Direction: Repeat each entry word for word. Leave any images out of the copy.

======== Information shown ========

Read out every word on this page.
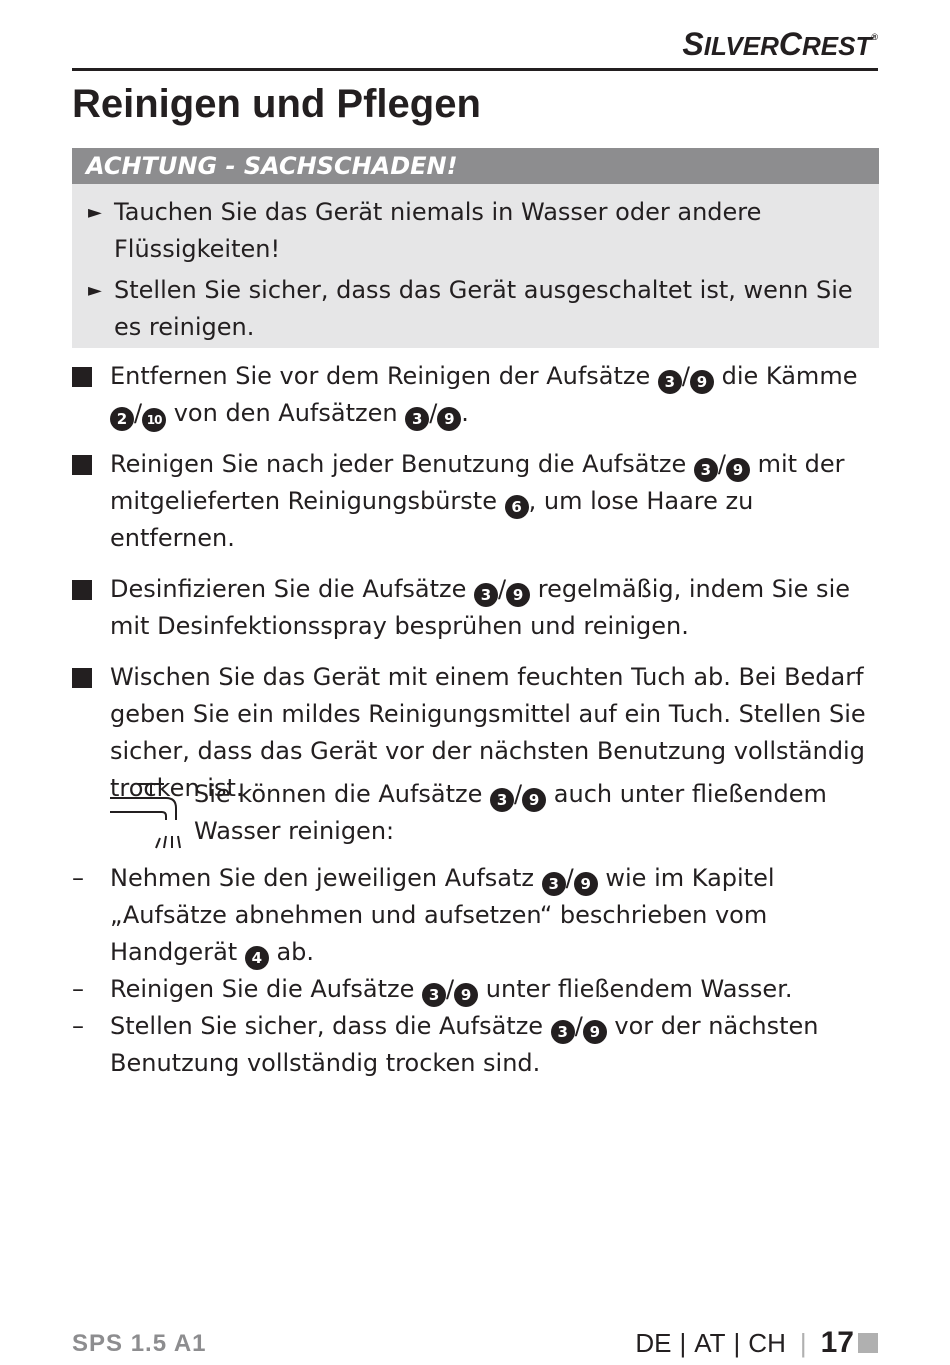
SILVERCREST®
Reinigen und Pflegen
ACHTUNG - SACHSCHADEN!
► Tauchen Sie das Gerät niemals in Wasser oder andere Flüssigkeiten!
► Stellen Sie sicher, dass das Gerät ausgeschaltet ist, wenn Sie es reinigen.
Entfernen Sie vor dem Reinigen der Aufsätze 3 / 9 die Kämme 2 / 10 von den Aufsätzen 3 / 9 .
Reinigen Sie nach jeder Benutzung die Aufsätze 3 / 9 mit der mitgelieferten Reinigungsbürste 6 , um lose Haare zu entfernen.
Desinfizieren Sie die Aufsätze 3 / 9 regelmäßig, indem Sie sie mit Desinfektionsspray besprühen und reinigen.
Wischen Sie das Gerät mit einem feuchten Tuch ab. Bei Bedarf geben Sie ein mildes Reinigungsmittel auf ein Tuch. Stellen Sie sicher, dass das Gerät vor der nächsten Benutzung vollständig trocken ist.
Sie können die Aufsätze 3 / 9 auch unter fließendem Wasser reinigen:
– Nehmen Sie den jeweiligen Aufsatz 3 / 9 wie im Kapitel „Aufsätze abnehmen und aufsetzen“ beschrieben vom Handgerät 4 ab.
– Reinigen Sie die Aufsätze 3 / 9 unter fließendem Wasser.
– Stellen Sie sicher, dass die Aufsätze 3 / 9 vor der nächsten Benutzung vollständig trocken sind.
SPS 1.5 A1	DE | AT | CH | 17
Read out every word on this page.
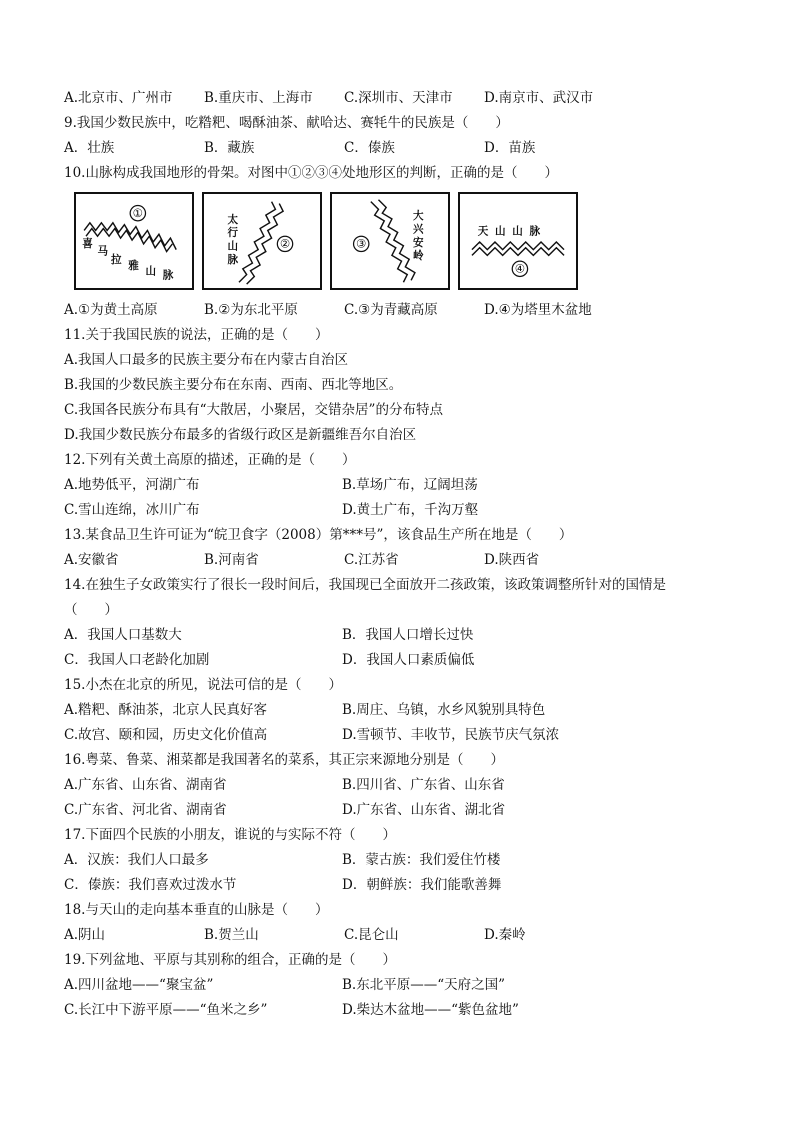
A.北京市、广州市	B.重庆市、上海市	C.深圳市、天津市	D.南京市、武汉市
9.我国少数民族中，吃糌粑、喝酥油茶、献哈达、赛牦牛的民族是（　　）
A．壮族	B．藏族	C．傣族	D．苗族
10.山脉构成我国地形的骨架。对图中①②③④处地形区的判断，正确的是（　　）
喜
马
拉 雅 山 脉
①	太
行
山
脉
②
大
兴
安
岭
③
天 山 山 脉
④
A.①为黄土高原	B.②为东北平原	C.③为青藏高原	D.④为塔里木盆地
11.关于我国民族的说法，正确的是（　　）
A.我国人口最多的民族主要分布在内蒙古自治区
B.我国的少数民族主要分布在东南、西南、西北等地区。
C.我国各民族分布具有“大散居，小聚居，交错杂居”的分布特点
D.我国少数民族分布最多的省级行政区是新疆维吾尔自治区
12.下列有关黄土高原的描述，正确的是（　　）
A.地势低平，河湖广布	B.草场广布，辽阔坦荡
C.雪山连绵，冰川广布	D.黄土广布，千沟万壑
13.某食品卫生许可证为“皖卫食字（2008）第***号”，该食品生产所在地是（　　）
A.安徽省	B.河南省	C.江苏省	D.陕西省
14.在独生子女政策实行了很长一段时间后，我国现已全面放开二孩政策，该政策调整所针对的国情是
（　　）
A．我国人口基数大	B．我国人口增长过快
C．我国人口老龄化加剧	D．我国人口素质偏低
15.小杰在北京的所见，说法可信的是（　　）
A.糌粑、酥油茶，北京人民真好客	B.周庄、乌镇，水乡风貌别具特色
C.故宫、颐和园，历史文化价值高	D.雪顿节、丰收节，民族节庆气氛浓
16.粤菜、鲁菜、湘菜都是我国著名的菜系，其正宗来源地分别是（　　）
A.广东省、山东省、湖南省	B.四川省、广东省、山东省
C.广东省、河北省、湖南省	D.广东省、山东省、湖北省
17.下面四个民族的小朋友，谁说的与实际不符（　　）
A．汉族：我们人口最多	B．蒙古族：我们爱住竹楼
C．傣族：我们喜欢过泼水节	D．朝鲜族：我们能歌善舞
18.与天山的走向基本垂直的山脉是（　　）
A.阴山	B.贺兰山	C.昆仑山	D.秦岭
19.下列盆地、平原与其别称的组合，正确的是（　　）
A.四川盆地——“聚宝盆”	B.东北平原——“天府之国”
C.长江中下游平原——“鱼米之乡”	D.柴达木盆地——“紫色盆地”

========

Written response:
Read out every word on this page.
SILVERCREST®
Reinigen und Pflegen
ACHTUNG - SACHSCHADEN!
► Tauchen Sie das Gerät niemals in Wasser oder andere Flüssigkeiten!
► Stellen Sie sicher, dass das Gerät ausgeschaltet ist, wenn Sie es reinigen.
Entfernen Sie vor dem Reinigen der Aufsätze 3 / 9 die Kämme 2 / 10 von den Aufsätzen 3 / 9 .
Reinigen Sie nach jeder Benutzung die Aufsätze 3 / 9 mit der mitgelieferten Reinigungsbürste 6 , um lose Haare zu entfernen.
Desinfizieren Sie die Aufsätze 3 / 9 regelmäßig, indem Sie sie mit Desinfektionsspray besprühen und reinigen.
Wischen Sie das Gerät mit einem feuchten Tuch ab. Bei Bedarf geben Sie ein mildes Reinigungsmittel auf ein Tuch. Stellen Sie sicher, dass das Gerät vor der nächsten Benutzung vollständig trocken ist.
Sie können die Aufsätze 3 / 9 auch unter fließendem Wasser reinigen:
– Nehmen Sie den jeweiligen Aufsatz 3 / 9 wie im Kapitel „Aufsätze abnehmen und aufsetzen“ beschrieben vom Handgerät 4 ab.
– Reinigen Sie die Aufsätze 3 / 9 unter fließendem Wasser.
– Stellen Sie sicher, dass die Aufsätze 3 / 9 vor der nächsten Benutzung vollständig trocken sind.
SPS 1.5 A1	DE | AT | CH | 17
Read out every word on this page.
A.北京市、广州市	B.重庆市、上海市	C.深圳市、天津市	D.南京市、武汉市
9.我国少数民族中，吃糌粑、喝酥油茶、献哈达、赛牦牛的民族是（　　）
A．壮族	B．藏族	C．傣族	D．苗族
10.山脉构成我国地形的骨架。对图中①②③④处地形区的判断，正确的是（　　）
喜
马
拉 雅 山 脉
①	太
行
山
脉
②
大
兴
安
岭
③
天 山 山 脉
④
A.①为黄土高原	B.②为东北平原	C.③为青藏高原	D.④为塔里木盆地
11.关于我国民族的说法，正确的是（　　）
A.我国人口最多的民族主要分布在内蒙古自治区
B.我国的少数民族主要分布在东南、西南、西北等地区。
C.我国各民族分布具有“大散居，小聚居，交错杂居”的分布特点
D.我国少数民族分布最多的省级行政区是新疆维吾尔自治区
12.下列有关黄土高原的描述，正确的是（　　）
A.地势低平，河湖广布	B.草场广布，辽阔坦荡
C.雪山连绵，冰川广布	D.黄土广布，千沟万壑
13.某食品卫生许可证为“皖卫食字（2008）第***号”，该食品生产所在地是（　　）
A.安徽省	B.河南省	C.江苏省	D.陕西省
14.在独生子女政策实行了很长一段时间后，我国现已全面放开二孩政策，该政策调整所针对的国情是
（　　）
A．我国人口基数大	B．我国人口增长过快
C．我国人口老龄化加剧	D．我国人口素质偏低
15.小杰在北京的所见，说法可信的是（　　）
A.糌粑、酥油茶，北京人民真好客	B.周庄、乌镇，水乡风貌别具特色
C.故宫、颐和园，历史文化价值高	D.雪顿节、丰收节，民族节庆气氛浓
16.粤菜、鲁菜、湘菜都是我国著名的菜系，其正宗来源地分别是（　　）
A.广东省、山东省、湖南省	B.四川省、广东省、山东省
C.广东省、河北省、湖南省	D.广东省、山东省、湖北省
17.下面四个民族的小朋友，谁说的与实际不符（　　）
A．汉族：我们人口最多	B．蒙古族：我们爱住竹楼
C．傣族：我们喜欢过泼水节	D．朝鲜族：我们能歌善舞
18.与天山的走向基本垂直的山脉是（　　）
A.阴山	B.贺兰山	C.昆仑山	D.秦岭
19.下列盆地、平原与其别称的组合，正确的是（　　）
A.四川盆地——“聚宝盆”	B.东北平原——“天府之国”
C.长江中下游平原——“鱼米之乡”	D.柴达木盆地——“紫色盆地”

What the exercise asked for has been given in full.